(Dataset items)
_ _ _ _ _

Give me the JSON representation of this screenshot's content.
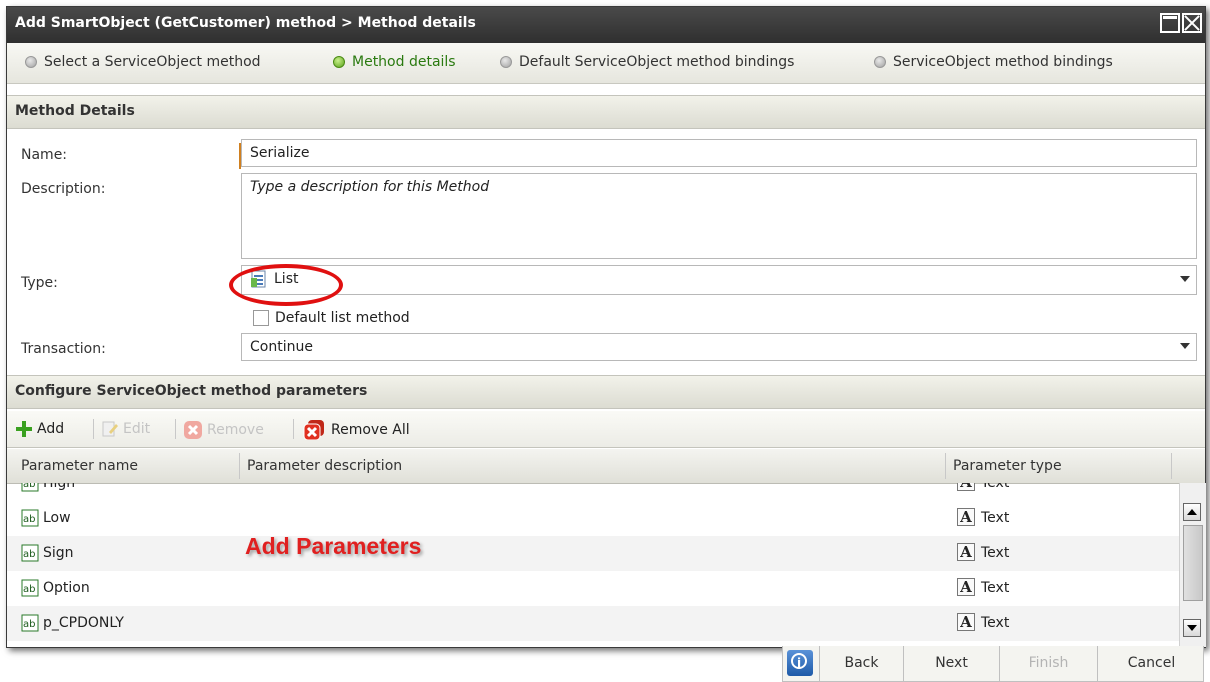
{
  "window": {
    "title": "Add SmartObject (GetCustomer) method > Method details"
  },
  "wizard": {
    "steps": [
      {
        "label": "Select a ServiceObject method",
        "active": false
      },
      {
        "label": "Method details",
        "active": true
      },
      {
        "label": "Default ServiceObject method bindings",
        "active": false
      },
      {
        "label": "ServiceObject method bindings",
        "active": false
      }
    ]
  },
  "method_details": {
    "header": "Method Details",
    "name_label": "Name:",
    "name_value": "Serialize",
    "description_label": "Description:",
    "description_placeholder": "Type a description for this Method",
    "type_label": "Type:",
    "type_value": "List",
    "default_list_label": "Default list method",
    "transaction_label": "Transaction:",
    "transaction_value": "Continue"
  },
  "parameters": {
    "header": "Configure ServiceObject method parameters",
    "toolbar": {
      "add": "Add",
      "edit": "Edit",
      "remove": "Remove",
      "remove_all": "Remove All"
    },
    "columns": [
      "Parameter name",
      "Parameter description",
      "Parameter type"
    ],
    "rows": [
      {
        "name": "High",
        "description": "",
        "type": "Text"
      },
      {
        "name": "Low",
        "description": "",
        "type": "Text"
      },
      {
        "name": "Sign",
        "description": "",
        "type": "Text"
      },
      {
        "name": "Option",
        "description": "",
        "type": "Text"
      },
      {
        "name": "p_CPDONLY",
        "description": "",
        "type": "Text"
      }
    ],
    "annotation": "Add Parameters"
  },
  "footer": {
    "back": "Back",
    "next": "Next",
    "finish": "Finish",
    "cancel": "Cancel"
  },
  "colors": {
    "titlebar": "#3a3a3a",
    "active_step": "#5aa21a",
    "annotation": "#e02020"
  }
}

_ _ _ _ _

> _WRITTEN TASK_: Reproduce every entry word for word, but omit the pictures.

> _EXERCISE SOLUTION_:
Give me the JSON representation of this screenshot's content.
{
  "window": {
    "title": "Add SmartObject (GetCustomer) method > Method details"
  },
  "wizard": {
    "steps": [
      {
        "label": "Select a ServiceObject method",
        "active": false
      },
      {
        "label": "Method details",
        "active": true
      },
      {
        "label": "Default ServiceObject method bindings",
        "active": false
      },
      {
        "label": "ServiceObject method bindings",
        "active": false
      }
    ]
  },
  "method_details": {
    "header": "Method Details",
    "name_label": "Name:",
    "name_value": "Serialize",
    "description_label": "Description:",
    "description_placeholder": "Type a description for this Method",
    "type_label": "Type:",
    "type_value": "List",
    "default_list_label": "Default list method",
    "transaction_label": "Transaction:",
    "transaction_value": "Continue"
  },
  "parameters": {
    "header": "Configure ServiceObject method parameters",
    "toolbar": {
      "add": "Add",
      "edit": "Edit",
      "remove": "Remove",
      "remove_all": "Remove All"
    },
    "columns": [
      "Parameter name",
      "Parameter description",
      "Parameter type"
    ],
    "rows": [
      {
        "name": "High",
        "description": "",
        "type": "Text"
      },
      {
        "name": "Low",
        "description": "",
        "type": "Text"
      },
      {
        "name": "Sign",
        "description": "",
        "type": "Text"
      },
      {
        "name": "Option",
        "description": "",
        "type": "Text"
      },
      {
        "name": "p_CPDONLY",
        "description": "",
        "type": "Text"
      }
    ],
    "annotation": "Add Parameters"
  },
  "footer": {
    "back": "Back",
    "next": "Next",
    "finish": "Finish",
    "cancel": "Cancel"
  },
  "colors": {
    "titlebar": "#3a3a3a",
    "active_step": "#5aa21a",
    "annotation": "#e02020"
  }
}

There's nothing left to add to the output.